STATED EXERCISE: Drop the pictures; give again exactly the lines from the one holding "Convert this screenshot" through the end of the data.

ITEMS:
[start]

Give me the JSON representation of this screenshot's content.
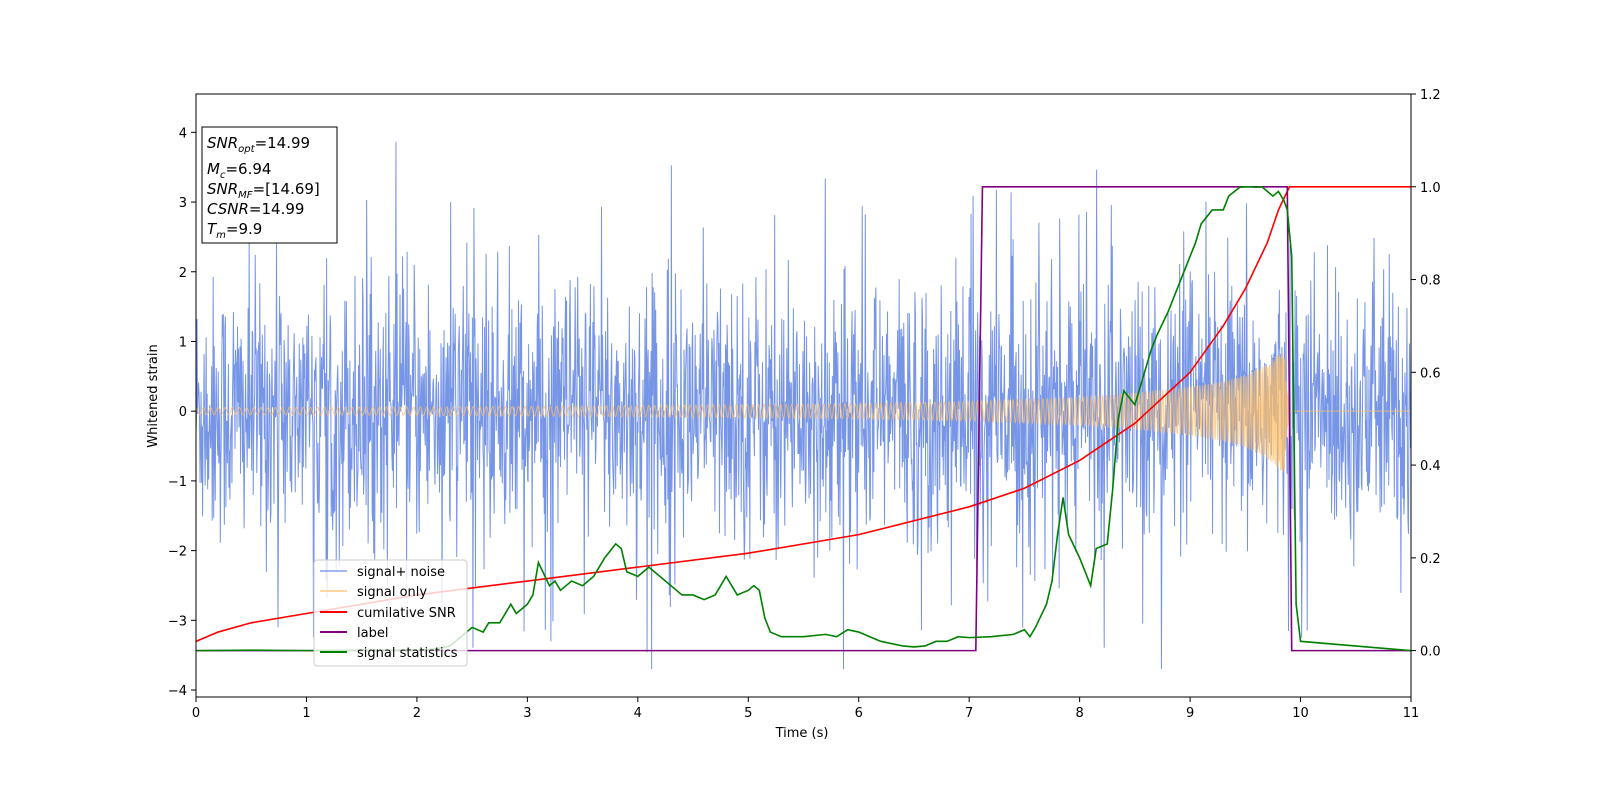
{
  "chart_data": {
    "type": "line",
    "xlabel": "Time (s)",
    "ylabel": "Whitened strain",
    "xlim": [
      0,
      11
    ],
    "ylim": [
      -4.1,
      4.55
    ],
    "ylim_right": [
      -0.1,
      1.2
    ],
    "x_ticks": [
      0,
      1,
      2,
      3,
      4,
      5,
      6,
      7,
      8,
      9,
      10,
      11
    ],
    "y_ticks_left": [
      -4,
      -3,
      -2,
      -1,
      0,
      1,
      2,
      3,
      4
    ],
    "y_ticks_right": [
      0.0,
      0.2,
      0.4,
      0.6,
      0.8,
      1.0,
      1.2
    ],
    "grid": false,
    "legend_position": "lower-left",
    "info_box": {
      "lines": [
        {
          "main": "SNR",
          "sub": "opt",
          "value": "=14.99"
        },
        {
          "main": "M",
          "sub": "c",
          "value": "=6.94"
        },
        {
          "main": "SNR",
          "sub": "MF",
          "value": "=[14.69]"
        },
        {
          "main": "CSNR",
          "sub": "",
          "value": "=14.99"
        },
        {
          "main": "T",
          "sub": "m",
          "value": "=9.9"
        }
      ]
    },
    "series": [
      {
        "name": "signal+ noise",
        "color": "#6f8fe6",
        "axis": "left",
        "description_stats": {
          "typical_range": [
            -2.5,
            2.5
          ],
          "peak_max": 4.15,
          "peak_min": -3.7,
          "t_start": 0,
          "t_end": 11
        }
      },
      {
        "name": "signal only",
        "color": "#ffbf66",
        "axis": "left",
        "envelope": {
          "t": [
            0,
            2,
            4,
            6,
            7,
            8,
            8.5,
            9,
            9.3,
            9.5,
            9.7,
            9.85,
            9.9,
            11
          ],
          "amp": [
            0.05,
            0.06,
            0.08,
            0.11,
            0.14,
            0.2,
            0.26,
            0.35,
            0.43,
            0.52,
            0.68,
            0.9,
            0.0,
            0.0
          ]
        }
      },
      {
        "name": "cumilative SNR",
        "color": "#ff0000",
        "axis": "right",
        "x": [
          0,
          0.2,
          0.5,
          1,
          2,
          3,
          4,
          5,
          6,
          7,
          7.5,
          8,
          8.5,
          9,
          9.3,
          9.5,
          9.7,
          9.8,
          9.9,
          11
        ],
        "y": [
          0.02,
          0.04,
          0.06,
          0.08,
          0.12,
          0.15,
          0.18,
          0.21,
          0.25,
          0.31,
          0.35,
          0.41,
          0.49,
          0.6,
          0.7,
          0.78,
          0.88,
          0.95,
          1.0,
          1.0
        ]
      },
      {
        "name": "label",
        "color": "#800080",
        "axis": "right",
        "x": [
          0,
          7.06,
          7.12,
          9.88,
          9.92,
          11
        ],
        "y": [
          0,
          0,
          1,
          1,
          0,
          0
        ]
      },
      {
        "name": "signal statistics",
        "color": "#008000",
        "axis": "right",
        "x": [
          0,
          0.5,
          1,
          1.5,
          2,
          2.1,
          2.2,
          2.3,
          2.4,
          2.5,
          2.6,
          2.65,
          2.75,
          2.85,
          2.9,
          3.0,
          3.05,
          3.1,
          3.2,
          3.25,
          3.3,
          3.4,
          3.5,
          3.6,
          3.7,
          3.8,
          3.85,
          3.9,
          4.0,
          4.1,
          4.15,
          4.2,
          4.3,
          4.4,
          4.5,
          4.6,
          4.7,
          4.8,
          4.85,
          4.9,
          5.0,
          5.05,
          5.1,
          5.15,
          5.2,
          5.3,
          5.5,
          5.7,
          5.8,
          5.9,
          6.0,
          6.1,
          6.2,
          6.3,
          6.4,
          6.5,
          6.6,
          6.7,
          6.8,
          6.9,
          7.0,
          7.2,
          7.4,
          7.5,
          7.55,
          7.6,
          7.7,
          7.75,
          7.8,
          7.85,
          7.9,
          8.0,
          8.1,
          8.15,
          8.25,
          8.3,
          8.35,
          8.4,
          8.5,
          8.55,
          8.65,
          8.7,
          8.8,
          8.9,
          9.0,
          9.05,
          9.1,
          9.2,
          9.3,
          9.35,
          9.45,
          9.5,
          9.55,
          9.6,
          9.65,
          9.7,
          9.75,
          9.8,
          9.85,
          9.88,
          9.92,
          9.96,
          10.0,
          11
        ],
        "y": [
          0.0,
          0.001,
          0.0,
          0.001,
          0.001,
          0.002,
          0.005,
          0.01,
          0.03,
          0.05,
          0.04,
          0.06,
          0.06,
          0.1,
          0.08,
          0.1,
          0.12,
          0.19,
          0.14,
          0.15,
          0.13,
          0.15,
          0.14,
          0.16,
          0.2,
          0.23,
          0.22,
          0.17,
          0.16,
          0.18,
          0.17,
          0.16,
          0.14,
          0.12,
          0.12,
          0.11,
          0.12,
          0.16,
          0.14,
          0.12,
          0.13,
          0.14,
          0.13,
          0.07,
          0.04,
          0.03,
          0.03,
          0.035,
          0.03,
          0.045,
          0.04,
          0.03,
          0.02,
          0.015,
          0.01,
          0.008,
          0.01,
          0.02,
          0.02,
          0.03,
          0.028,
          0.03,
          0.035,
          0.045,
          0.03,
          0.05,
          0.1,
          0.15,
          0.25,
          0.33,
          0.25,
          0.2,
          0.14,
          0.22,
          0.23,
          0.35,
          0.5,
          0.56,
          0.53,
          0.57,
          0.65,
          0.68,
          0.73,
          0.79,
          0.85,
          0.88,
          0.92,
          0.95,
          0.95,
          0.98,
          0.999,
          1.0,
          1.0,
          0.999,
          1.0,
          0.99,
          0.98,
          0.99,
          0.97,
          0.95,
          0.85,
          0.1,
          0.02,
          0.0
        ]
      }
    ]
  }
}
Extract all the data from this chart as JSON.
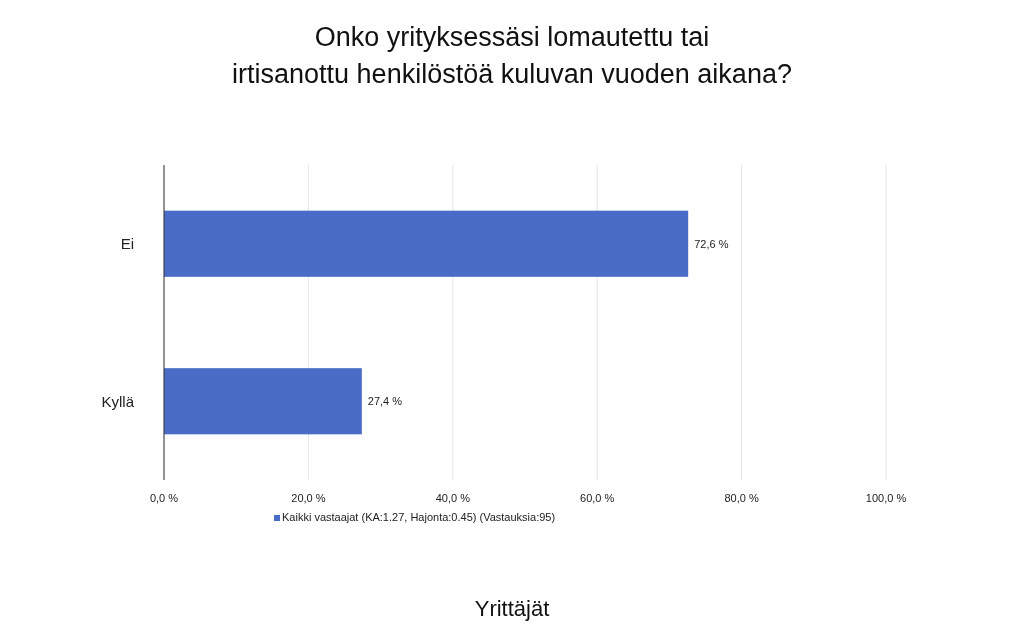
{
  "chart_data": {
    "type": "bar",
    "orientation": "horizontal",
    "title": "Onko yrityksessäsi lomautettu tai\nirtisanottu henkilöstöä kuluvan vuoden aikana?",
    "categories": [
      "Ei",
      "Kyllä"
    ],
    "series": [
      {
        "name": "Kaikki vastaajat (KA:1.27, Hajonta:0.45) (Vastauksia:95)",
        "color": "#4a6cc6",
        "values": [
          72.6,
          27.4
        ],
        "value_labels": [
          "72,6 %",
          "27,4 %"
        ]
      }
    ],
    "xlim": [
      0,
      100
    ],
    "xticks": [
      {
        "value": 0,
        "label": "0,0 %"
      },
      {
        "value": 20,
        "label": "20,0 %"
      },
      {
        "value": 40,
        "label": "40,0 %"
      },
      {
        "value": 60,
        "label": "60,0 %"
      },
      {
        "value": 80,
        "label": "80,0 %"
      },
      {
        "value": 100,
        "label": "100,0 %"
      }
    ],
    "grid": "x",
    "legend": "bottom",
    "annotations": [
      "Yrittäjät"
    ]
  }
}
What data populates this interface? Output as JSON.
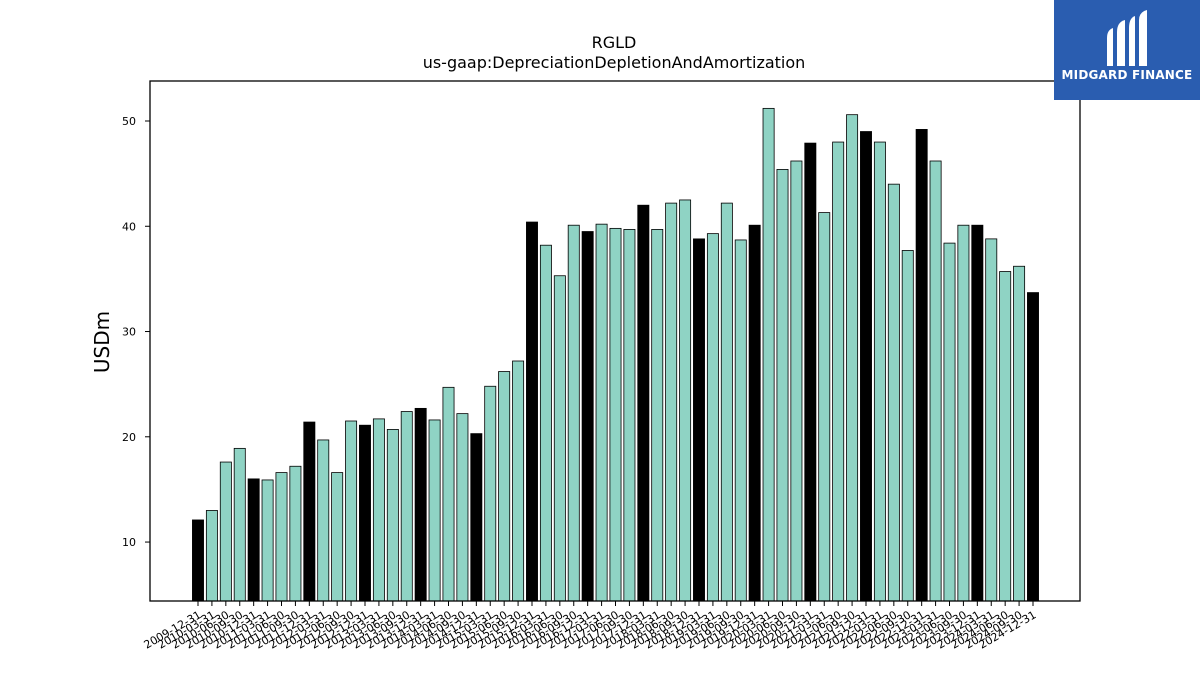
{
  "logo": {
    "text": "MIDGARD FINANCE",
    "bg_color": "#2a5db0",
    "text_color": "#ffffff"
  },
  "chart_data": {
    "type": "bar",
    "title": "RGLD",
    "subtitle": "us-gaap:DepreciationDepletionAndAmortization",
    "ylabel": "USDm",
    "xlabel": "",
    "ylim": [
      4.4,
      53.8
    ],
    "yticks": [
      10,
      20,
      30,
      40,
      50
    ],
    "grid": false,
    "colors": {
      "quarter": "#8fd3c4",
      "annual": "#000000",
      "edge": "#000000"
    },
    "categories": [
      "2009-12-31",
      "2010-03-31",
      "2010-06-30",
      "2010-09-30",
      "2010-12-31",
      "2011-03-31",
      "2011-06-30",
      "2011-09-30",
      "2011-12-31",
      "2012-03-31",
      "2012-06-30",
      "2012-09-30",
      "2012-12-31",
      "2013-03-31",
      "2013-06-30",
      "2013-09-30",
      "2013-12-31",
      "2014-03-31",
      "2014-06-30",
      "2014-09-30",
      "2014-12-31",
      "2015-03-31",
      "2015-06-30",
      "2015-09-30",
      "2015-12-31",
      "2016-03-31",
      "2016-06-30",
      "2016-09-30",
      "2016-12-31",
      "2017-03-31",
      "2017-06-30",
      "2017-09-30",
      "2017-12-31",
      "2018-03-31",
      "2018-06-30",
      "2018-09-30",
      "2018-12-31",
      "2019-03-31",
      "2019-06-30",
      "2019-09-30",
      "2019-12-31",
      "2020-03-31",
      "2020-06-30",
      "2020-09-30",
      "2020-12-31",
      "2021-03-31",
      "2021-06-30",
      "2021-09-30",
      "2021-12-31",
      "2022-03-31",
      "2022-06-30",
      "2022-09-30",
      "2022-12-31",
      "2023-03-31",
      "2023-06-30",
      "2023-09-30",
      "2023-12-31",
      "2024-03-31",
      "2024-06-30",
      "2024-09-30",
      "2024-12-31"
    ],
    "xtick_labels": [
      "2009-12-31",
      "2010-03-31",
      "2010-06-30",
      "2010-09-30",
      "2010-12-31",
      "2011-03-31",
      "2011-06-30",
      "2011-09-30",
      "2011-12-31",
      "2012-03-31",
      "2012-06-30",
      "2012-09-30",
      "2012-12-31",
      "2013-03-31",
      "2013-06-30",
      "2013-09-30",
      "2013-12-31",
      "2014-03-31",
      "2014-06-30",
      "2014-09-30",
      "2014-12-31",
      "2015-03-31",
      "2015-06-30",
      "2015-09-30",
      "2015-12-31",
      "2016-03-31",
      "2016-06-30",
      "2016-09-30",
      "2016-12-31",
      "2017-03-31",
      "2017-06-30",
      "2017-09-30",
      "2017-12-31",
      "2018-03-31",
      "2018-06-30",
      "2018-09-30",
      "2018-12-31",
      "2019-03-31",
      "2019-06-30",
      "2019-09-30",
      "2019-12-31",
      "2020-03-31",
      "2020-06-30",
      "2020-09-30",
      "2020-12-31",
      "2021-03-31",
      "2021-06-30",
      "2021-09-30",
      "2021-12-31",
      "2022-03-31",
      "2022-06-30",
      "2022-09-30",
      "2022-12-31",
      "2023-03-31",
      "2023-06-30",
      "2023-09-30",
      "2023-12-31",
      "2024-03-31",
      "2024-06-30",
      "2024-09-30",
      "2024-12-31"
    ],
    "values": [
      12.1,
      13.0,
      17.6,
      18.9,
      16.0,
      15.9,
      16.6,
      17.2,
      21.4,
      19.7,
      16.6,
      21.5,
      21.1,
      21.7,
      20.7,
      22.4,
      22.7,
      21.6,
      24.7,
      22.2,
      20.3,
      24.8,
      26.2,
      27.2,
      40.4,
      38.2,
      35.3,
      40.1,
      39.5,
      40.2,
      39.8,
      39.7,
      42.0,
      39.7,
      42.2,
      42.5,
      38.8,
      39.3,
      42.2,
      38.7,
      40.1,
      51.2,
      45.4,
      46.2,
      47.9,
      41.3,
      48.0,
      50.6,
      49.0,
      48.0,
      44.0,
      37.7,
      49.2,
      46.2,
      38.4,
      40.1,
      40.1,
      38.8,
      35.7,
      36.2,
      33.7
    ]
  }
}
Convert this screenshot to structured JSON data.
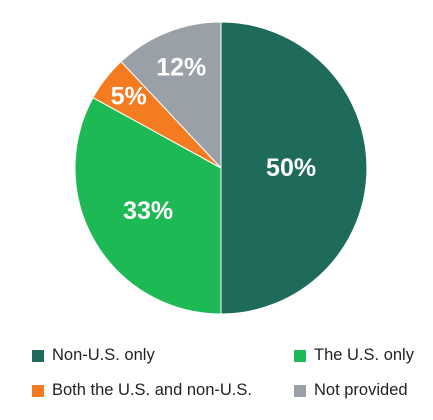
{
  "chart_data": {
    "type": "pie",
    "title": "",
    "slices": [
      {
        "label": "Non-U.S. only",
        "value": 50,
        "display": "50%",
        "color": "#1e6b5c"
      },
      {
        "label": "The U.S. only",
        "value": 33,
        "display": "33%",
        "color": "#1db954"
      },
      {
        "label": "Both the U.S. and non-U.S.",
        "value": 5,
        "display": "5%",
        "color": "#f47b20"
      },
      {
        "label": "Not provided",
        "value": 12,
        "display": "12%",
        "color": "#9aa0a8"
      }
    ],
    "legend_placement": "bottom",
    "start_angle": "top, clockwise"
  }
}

[end]

ANSWER TO THIS EXERCISE:
Convert this screenshot to structured JSON data.
{
  "chart_data": {
    "type": "pie",
    "title": "",
    "slices": [
      {
        "label": "Non-U.S. only",
        "value": 50,
        "display": "50%",
        "color": "#1e6b5c"
      },
      {
        "label": "The U.S. only",
        "value": 33,
        "display": "33%",
        "color": "#1db954"
      },
      {
        "label": "Both the U.S. and non-U.S.",
        "value": 5,
        "display": "5%",
        "color": "#f47b20"
      },
      {
        "label": "Not provided",
        "value": 12,
        "display": "12%",
        "color": "#9aa0a8"
      }
    ],
    "legend_placement": "bottom",
    "start_angle": "top, clockwise"
  }
}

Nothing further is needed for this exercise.